begin Exercise material

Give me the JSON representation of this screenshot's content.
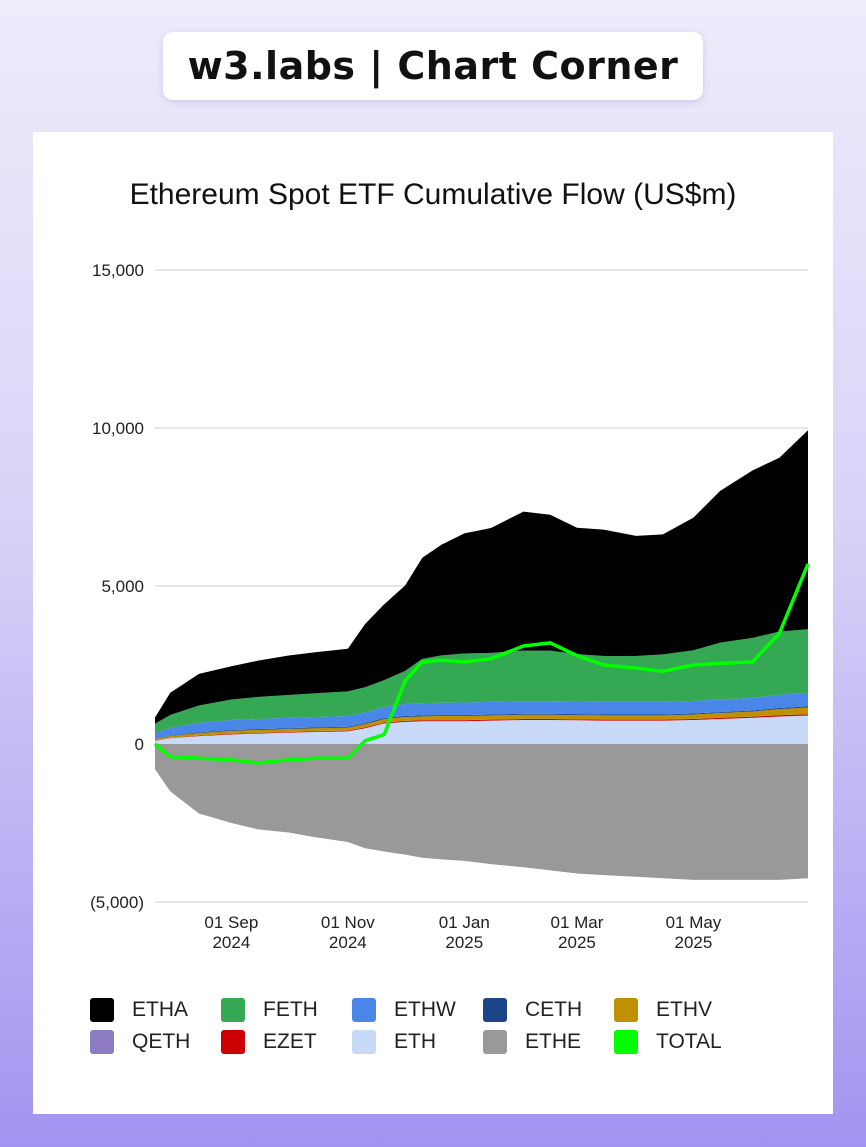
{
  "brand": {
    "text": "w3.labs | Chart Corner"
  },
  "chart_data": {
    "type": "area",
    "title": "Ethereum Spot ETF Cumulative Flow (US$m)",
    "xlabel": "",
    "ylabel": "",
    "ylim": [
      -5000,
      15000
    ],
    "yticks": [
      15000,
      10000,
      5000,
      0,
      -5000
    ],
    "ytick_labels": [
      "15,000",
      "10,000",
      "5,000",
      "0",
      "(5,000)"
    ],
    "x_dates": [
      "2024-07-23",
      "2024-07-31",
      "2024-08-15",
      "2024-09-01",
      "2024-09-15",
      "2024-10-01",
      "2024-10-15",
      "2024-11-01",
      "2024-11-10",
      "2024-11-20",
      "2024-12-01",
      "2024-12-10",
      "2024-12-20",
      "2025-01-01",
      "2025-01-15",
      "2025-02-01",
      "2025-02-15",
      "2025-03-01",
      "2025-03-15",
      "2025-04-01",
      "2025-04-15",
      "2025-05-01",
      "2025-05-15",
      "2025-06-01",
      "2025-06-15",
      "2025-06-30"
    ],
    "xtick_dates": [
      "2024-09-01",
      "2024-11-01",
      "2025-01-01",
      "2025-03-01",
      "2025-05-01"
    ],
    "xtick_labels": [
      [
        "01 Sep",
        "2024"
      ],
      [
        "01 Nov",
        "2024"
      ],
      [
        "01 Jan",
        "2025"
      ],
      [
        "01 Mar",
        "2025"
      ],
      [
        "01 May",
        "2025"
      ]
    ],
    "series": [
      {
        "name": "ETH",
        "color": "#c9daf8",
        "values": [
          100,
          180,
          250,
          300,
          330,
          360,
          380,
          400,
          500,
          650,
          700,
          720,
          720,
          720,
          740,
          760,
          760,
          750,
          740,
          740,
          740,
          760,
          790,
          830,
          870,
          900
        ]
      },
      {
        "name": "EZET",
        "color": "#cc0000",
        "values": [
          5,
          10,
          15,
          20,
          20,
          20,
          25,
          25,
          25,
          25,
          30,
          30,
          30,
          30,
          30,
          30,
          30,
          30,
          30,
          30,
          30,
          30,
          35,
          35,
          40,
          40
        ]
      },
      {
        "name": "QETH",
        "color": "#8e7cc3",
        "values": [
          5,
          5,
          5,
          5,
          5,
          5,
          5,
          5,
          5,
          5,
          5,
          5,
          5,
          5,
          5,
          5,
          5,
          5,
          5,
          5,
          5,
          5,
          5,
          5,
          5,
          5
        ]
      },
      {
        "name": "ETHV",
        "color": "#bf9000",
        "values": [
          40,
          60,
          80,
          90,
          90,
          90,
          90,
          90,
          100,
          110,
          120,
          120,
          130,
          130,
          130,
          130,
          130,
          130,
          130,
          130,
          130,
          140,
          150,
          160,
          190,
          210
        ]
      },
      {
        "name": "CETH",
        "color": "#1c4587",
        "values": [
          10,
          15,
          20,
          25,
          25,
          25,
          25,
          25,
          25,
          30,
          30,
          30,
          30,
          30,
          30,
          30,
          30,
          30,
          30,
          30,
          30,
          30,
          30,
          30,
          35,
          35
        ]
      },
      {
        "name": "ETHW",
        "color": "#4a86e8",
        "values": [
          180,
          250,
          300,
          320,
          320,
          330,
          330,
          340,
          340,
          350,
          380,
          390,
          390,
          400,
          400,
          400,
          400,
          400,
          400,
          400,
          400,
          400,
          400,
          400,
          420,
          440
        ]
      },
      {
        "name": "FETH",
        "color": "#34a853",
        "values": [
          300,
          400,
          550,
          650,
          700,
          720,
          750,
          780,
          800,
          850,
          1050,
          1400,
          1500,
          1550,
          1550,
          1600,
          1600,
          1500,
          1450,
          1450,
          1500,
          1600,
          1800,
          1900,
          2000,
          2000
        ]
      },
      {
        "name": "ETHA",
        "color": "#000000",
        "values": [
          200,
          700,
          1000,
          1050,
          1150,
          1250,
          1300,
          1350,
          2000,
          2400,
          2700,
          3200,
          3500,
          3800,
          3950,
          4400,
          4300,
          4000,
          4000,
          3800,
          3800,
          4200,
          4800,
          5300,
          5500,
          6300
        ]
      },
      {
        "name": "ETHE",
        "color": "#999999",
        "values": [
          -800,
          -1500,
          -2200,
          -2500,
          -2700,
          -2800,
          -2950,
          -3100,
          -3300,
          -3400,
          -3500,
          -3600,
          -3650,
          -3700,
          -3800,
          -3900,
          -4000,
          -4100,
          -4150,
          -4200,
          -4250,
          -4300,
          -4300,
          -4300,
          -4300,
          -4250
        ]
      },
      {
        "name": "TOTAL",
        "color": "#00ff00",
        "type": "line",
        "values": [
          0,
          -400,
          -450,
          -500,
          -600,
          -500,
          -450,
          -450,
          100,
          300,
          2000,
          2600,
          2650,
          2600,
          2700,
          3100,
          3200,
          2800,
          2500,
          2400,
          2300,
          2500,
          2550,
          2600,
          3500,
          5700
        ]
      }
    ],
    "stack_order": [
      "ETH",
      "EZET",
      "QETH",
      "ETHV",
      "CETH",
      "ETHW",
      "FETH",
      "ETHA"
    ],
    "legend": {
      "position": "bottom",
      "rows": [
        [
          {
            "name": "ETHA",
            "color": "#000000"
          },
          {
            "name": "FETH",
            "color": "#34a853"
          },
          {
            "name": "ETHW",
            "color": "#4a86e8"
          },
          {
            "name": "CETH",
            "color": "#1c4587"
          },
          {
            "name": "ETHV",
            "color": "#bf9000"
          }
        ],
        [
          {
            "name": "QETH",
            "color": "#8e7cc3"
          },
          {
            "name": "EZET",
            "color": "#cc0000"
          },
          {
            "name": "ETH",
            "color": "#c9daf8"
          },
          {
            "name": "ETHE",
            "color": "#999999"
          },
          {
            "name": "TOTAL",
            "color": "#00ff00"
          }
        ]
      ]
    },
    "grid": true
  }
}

end Exercise material
begin Exercise material

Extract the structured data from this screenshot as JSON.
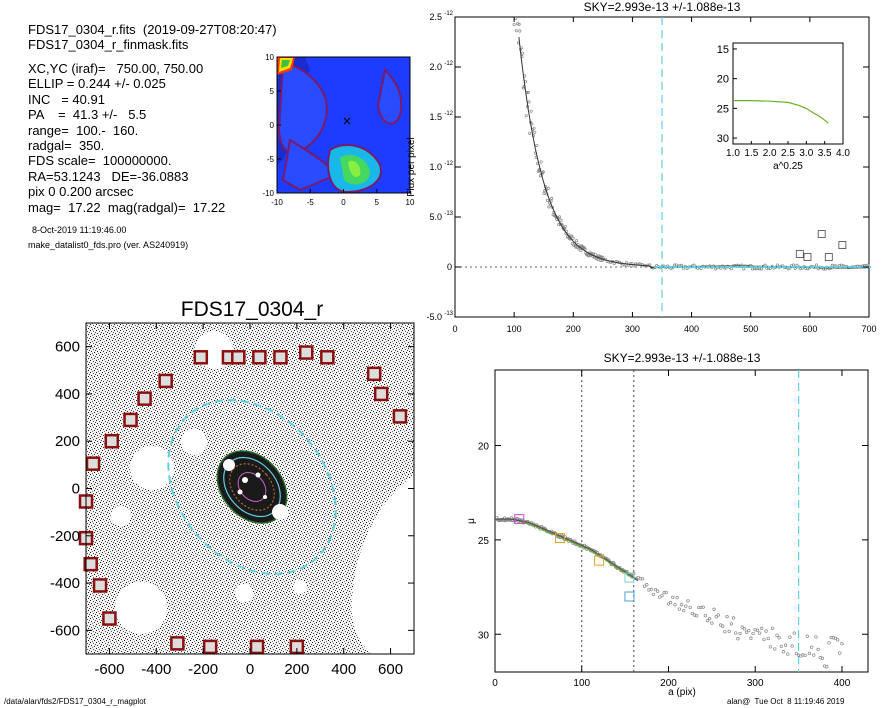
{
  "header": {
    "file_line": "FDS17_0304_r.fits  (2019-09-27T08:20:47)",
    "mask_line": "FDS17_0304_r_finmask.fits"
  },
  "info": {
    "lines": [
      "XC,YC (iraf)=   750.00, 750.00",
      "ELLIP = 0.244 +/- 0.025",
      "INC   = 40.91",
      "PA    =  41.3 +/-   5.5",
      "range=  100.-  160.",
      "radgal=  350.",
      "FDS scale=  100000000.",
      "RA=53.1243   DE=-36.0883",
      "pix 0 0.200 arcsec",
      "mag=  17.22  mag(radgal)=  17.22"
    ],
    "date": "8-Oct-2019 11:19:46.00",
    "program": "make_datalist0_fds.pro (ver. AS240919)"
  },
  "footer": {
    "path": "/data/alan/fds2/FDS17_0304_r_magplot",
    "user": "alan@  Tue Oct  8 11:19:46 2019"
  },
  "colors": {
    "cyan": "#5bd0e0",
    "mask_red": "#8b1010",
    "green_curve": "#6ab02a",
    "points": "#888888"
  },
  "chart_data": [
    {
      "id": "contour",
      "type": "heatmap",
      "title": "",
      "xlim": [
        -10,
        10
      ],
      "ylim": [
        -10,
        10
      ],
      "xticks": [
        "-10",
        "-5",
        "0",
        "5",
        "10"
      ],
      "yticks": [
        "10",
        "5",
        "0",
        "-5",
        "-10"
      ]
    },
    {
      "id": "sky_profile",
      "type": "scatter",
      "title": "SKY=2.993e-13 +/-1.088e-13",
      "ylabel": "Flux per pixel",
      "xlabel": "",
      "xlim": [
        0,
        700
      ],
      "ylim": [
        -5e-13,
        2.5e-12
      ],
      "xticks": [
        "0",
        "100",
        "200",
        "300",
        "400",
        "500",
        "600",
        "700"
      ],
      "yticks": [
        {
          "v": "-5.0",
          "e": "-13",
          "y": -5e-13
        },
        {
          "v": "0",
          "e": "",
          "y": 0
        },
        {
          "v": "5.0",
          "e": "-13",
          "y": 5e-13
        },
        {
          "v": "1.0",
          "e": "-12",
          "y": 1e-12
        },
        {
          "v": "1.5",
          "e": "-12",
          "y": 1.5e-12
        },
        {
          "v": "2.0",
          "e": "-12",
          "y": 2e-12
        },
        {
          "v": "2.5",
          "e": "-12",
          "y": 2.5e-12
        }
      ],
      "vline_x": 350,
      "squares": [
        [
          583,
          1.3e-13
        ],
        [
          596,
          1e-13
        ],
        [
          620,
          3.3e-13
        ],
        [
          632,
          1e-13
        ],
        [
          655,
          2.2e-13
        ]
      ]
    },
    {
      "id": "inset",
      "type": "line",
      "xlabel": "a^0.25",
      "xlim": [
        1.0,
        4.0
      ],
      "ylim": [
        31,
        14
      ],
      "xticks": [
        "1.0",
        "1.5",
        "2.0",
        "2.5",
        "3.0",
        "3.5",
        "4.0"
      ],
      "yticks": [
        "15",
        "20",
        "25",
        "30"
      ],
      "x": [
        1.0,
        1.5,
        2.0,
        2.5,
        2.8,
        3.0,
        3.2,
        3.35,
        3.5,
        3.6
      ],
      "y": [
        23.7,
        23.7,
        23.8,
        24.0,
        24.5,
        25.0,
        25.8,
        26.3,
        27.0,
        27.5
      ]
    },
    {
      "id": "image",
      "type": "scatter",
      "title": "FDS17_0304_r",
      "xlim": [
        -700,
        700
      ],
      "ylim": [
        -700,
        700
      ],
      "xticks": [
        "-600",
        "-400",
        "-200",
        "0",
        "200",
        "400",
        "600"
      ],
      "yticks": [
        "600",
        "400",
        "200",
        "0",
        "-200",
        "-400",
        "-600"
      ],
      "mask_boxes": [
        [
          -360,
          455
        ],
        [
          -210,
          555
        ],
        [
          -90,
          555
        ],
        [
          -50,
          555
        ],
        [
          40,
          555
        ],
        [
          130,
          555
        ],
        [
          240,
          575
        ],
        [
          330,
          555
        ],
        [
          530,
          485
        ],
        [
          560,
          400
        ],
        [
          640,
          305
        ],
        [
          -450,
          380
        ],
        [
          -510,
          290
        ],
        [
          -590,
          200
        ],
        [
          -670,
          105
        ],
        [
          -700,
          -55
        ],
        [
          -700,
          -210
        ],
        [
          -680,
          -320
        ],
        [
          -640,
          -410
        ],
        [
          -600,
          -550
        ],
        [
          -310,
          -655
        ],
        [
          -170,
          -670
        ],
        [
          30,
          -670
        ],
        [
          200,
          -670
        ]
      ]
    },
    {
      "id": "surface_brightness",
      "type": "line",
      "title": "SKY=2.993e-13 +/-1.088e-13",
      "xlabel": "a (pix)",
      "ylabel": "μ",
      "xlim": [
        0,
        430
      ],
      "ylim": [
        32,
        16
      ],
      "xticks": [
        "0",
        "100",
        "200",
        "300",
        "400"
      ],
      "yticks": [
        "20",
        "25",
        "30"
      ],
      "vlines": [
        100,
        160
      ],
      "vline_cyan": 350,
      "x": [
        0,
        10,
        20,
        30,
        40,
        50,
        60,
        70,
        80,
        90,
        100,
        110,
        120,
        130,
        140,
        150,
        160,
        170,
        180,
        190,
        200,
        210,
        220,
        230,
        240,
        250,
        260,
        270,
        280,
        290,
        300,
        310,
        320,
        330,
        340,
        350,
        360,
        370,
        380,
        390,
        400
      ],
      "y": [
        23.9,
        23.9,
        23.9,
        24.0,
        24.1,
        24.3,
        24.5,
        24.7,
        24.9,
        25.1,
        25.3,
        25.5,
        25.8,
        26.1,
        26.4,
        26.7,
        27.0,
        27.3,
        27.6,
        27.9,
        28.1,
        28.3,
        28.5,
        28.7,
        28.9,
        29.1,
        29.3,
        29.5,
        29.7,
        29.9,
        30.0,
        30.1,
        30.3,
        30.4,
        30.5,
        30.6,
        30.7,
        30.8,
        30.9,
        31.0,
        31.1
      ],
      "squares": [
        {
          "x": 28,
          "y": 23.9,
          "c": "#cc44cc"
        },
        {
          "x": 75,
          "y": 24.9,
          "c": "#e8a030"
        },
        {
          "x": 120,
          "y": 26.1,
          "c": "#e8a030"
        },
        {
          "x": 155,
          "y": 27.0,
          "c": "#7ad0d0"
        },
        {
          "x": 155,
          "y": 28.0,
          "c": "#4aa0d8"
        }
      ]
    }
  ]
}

end Exercise material

Problem description:
Search the listing for the word "ylabel". Copy every line in which it occurs.

Problem solution:
    "ylabel": "",
      "ylabel": "Flux per pixel",
      "ylabel": "μ",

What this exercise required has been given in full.